◆ **Aim**:
Lift out each line of the data that holds "התרעות".
▬▬▬▬▬▬▬▬▬▬
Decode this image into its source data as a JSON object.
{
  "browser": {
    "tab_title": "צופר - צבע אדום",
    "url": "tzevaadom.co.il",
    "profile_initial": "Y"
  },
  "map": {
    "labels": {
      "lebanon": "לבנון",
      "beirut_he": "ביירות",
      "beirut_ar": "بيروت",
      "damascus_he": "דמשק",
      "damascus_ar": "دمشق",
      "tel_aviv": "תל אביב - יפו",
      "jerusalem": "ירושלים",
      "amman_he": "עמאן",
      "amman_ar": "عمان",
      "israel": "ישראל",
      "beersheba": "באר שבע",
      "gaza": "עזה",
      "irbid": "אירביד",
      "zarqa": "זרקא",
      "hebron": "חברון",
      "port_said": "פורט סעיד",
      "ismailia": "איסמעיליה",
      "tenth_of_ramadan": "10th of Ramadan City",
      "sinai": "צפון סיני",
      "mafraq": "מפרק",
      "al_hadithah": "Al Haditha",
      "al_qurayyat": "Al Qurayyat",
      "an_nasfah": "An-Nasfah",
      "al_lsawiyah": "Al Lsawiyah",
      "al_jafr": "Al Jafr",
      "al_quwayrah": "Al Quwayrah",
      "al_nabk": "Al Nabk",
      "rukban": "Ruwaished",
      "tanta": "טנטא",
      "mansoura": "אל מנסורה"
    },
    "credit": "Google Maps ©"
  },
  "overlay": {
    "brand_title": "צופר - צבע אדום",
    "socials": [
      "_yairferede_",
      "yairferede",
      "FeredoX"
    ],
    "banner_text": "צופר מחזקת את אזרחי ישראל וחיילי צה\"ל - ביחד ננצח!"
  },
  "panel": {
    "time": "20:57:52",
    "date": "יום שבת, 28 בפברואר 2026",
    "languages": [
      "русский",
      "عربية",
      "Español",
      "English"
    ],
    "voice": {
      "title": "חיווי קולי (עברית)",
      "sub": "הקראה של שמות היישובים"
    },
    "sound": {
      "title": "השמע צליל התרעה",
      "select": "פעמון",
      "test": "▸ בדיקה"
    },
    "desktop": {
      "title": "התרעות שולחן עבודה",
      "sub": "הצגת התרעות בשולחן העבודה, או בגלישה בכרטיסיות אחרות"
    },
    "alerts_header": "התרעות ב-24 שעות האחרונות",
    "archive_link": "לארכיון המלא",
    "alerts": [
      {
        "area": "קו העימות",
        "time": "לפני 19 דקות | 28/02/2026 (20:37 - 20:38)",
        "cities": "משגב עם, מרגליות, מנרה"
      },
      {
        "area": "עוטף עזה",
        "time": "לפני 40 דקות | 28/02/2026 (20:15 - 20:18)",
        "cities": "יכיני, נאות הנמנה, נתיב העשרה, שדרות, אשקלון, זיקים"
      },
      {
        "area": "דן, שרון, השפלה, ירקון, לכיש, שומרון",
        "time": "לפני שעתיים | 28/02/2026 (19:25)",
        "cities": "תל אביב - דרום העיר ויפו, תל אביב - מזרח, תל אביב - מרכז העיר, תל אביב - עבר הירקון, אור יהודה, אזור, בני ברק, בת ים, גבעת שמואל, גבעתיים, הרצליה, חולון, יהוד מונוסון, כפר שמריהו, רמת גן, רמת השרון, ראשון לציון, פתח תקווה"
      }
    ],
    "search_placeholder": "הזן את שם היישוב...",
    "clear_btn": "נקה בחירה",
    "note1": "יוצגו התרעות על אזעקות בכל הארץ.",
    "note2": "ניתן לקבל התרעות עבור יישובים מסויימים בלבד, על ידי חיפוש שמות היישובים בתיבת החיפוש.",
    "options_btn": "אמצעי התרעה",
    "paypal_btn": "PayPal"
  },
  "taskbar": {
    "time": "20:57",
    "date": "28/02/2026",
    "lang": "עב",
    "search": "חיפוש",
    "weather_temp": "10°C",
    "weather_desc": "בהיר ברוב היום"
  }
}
▬▬▬▬▬▬▬▬▬▬
◆ **Response**:
      "title": "התרעות שולחן עבודה",
      "sub": "הצגת התרעות בשולחן העבודה, או בגלישה בכרטיסיות אחרות"
    "alerts_header": "התרעות ב-24 שעות האחרונות",
    "note1": "יוצגו התרעות על אזעקות בכל הארץ.",
    "note2": "ניתן לקבל התרעות עבור יישובים מסויימים בלבד, על ידי חיפוש שמות היישובים בתיבת החיפוש.",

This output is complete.